> Written exercise
Write the data below out exactly as it stands. Do not include the pictures.

** start of Supplied entries **

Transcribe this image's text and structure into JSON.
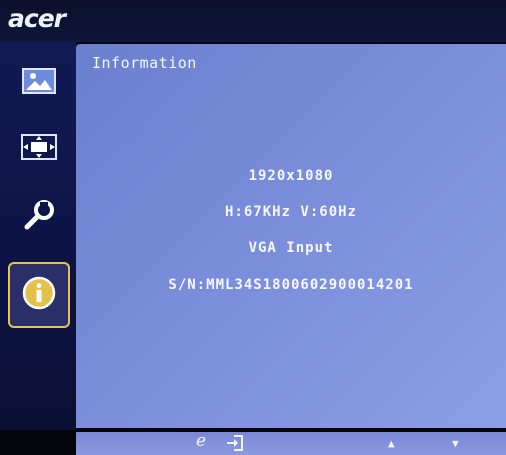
{
  "brand": {
    "logo_text": "acer"
  },
  "sidebar": {
    "items": [
      {
        "name": "picture",
        "icon": "picture-icon",
        "active": false
      },
      {
        "name": "osd-position",
        "icon": "position-arrows-icon",
        "active": false
      },
      {
        "name": "settings",
        "icon": "wrench-icon",
        "active": false
      },
      {
        "name": "information",
        "icon": "info-icon",
        "active": true
      }
    ]
  },
  "panel": {
    "title": "Information",
    "resolution": "1920x1080",
    "frequency": "H:67KHz V:60Hz",
    "input": "VGA Input",
    "serial": "S/N:MML34S1800602900014201"
  },
  "bottombar": {
    "keys": [
      {
        "name": "e-key",
        "icon": "acer-e-icon",
        "glyph": "e"
      },
      {
        "name": "input-key",
        "icon": "input-source-icon"
      },
      {
        "name": "up-key",
        "icon": "triangle-up-icon",
        "glyph": "▲"
      },
      {
        "name": "down-key",
        "icon": "triangle-down-icon",
        "glyph": "▼"
      }
    ]
  },
  "colors": {
    "panel": "#7a8dd8",
    "sidebar": "#0f1850",
    "active_border": "#e6c44a",
    "text": "#f6f7ff"
  }
}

** end of Supplied entries **

> Task answer
Transcribe this image's text and structure into JSON.
{
  "brand": {
    "logo_text": "acer"
  },
  "sidebar": {
    "items": [
      {
        "name": "picture",
        "icon": "picture-icon",
        "active": false
      },
      {
        "name": "osd-position",
        "icon": "position-arrows-icon",
        "active": false
      },
      {
        "name": "settings",
        "icon": "wrench-icon",
        "active": false
      },
      {
        "name": "information",
        "icon": "info-icon",
        "active": true
      }
    ]
  },
  "panel": {
    "title": "Information",
    "resolution": "1920x1080",
    "frequency": "H:67KHz V:60Hz",
    "input": "VGA Input",
    "serial": "S/N:MML34S1800602900014201"
  },
  "bottombar": {
    "keys": [
      {
        "name": "e-key",
        "icon": "acer-e-icon",
        "glyph": "e"
      },
      {
        "name": "input-key",
        "icon": "input-source-icon"
      },
      {
        "name": "up-key",
        "icon": "triangle-up-icon",
        "glyph": "▲"
      },
      {
        "name": "down-key",
        "icon": "triangle-down-icon",
        "glyph": "▼"
      }
    ]
  },
  "colors": {
    "panel": "#7a8dd8",
    "sidebar": "#0f1850",
    "active_border": "#e6c44a",
    "text": "#f6f7ff"
  }
}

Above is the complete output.